───── Given information
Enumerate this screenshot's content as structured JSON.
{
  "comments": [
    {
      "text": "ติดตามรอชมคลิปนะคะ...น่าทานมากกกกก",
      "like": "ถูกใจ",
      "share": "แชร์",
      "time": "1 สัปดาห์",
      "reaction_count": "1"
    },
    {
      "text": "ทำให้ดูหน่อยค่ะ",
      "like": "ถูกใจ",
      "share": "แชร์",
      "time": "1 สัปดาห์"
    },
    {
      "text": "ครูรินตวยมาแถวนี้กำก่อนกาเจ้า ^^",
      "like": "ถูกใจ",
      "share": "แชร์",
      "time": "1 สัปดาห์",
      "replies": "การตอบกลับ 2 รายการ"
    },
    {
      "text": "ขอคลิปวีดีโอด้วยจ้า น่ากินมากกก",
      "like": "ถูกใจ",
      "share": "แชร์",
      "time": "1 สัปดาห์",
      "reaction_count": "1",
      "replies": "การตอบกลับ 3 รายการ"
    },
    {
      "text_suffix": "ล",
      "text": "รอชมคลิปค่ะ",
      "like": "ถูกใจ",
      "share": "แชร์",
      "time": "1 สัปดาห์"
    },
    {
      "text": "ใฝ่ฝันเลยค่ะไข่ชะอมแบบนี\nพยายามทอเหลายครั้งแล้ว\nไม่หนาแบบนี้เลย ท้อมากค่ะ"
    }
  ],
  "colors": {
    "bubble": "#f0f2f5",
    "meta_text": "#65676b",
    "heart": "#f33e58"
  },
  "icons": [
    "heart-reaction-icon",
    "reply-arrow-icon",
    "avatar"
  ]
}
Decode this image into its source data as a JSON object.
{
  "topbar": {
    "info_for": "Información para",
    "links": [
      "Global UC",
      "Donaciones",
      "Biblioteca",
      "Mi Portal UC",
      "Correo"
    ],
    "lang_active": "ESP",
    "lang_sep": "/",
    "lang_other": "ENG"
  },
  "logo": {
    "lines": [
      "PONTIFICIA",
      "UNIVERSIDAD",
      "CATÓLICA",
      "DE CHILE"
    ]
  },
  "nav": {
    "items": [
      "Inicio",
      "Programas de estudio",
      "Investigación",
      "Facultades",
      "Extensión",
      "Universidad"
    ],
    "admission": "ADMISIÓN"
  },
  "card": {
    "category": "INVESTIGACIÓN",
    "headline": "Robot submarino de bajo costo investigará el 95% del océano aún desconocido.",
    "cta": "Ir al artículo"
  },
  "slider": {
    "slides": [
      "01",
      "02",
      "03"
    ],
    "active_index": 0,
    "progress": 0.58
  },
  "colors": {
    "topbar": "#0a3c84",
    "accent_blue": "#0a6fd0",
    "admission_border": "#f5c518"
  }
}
──────────
# Requirement
Your task is to extract the lines running from the one with "Decode this image" to the end of the material, inclusive, copying each exactly and adding nothing.

# Solution
Decode this image into its source data as a JSON object.
{
  "topbar": {
    "info_for": "Información para",
    "links": [
      "Global UC",
      "Donaciones",
      "Biblioteca",
      "Mi Portal UC",
      "Correo"
    ],
    "lang_active": "ESP",
    "lang_sep": "/",
    "lang_other": "ENG"
  },
  "logo": {
    "lines": [
      "PONTIFICIA",
      "UNIVERSIDAD",
      "CATÓLICA",
      "DE CHILE"
    ]
  },
  "nav": {
    "items": [
      "Inicio",
      "Programas de estudio",
      "Investigación",
      "Facultades",
      "Extensión",
      "Universidad"
    ],
    "admission": "ADMISIÓN"
  },
  "card": {
    "category": "INVESTIGACIÓN",
    "headline": "Robot submarino de bajo costo investigará el 95% del océano aún desconocido.",
    "cta": "Ir al artículo"
  },
  "slider": {
    "slides": [
      "01",
      "02",
      "03"
    ],
    "active_index": 0,
    "progress": 0.58
  },
  "colors": {
    "topbar": "#0a3c84",
    "accent_blue": "#0a6fd0",
    "admission_border": "#f5c518"
  }
}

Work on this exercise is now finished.